** Exercise prompt **
For the data below, report only the number of lines containing the string "Российской".

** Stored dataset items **
[Start]

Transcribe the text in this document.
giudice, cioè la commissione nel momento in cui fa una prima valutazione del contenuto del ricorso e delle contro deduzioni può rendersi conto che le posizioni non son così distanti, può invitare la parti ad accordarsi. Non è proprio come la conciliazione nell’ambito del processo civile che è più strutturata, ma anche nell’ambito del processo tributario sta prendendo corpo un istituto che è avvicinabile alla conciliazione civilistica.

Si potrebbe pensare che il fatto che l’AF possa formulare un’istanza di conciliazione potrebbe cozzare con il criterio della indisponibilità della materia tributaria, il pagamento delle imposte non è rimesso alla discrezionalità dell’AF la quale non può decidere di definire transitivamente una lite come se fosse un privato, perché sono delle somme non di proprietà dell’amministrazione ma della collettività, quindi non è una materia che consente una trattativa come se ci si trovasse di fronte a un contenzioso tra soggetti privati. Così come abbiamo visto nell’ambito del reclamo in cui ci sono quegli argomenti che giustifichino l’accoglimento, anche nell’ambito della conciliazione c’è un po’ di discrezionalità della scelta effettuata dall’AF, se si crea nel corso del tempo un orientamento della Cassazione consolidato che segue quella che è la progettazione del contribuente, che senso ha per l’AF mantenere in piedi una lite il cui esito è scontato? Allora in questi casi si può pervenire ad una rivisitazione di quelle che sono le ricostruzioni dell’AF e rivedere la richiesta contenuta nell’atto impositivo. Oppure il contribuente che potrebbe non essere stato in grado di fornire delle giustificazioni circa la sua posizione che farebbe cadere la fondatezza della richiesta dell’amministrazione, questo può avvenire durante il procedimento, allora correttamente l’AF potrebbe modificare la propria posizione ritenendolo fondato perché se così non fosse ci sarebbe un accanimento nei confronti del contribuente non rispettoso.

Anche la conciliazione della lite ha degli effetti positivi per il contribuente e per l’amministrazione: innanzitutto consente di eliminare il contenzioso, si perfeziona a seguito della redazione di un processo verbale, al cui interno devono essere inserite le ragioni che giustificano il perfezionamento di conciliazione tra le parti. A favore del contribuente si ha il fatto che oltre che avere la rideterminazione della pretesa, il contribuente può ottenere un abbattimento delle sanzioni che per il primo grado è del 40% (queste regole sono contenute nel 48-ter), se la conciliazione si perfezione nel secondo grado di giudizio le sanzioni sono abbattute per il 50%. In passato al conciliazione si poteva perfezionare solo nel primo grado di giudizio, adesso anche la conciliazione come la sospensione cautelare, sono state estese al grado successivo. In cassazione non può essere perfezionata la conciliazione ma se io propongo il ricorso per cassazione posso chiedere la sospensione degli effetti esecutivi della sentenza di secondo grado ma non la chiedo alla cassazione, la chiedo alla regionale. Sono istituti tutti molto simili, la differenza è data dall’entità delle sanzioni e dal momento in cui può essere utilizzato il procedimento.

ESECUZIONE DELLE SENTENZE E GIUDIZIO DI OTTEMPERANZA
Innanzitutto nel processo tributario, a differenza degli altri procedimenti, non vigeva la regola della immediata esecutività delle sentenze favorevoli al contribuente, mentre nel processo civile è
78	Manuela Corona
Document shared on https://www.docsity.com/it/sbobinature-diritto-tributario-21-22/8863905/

[End]
[Start]

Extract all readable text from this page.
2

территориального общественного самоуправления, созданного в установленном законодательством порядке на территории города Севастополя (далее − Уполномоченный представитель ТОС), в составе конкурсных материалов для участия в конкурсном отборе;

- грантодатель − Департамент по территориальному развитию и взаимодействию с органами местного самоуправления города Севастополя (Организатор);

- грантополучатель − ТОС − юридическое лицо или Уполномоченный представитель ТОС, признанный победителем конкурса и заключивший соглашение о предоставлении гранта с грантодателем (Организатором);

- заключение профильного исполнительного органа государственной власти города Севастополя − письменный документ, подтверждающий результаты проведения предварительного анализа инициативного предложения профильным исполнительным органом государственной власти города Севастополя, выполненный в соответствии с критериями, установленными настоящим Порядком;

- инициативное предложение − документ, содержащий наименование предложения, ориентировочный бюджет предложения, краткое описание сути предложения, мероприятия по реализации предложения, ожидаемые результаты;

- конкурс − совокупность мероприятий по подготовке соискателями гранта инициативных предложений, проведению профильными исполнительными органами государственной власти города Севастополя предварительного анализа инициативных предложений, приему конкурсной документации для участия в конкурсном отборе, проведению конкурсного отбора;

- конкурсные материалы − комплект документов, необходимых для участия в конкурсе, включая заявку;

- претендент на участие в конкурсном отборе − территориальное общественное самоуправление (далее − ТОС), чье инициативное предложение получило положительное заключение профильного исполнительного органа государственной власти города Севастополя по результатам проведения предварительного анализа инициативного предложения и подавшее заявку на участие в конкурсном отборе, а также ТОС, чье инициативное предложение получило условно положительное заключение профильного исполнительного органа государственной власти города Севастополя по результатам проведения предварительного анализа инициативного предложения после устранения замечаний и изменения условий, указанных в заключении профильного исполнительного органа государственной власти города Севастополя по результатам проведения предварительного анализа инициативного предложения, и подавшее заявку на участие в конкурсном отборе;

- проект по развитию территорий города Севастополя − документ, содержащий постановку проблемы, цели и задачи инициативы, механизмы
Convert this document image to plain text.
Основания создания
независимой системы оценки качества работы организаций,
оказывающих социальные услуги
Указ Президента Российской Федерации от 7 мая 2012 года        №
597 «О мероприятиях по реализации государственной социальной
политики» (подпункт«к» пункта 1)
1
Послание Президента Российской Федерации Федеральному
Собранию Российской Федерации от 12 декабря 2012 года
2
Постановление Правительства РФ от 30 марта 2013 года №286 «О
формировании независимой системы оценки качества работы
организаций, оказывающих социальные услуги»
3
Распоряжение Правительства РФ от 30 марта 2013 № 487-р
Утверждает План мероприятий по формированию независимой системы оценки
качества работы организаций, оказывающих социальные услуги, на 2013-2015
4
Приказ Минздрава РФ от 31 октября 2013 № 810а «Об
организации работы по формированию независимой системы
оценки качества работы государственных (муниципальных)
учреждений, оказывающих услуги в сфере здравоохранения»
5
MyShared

[End]

** Response **
3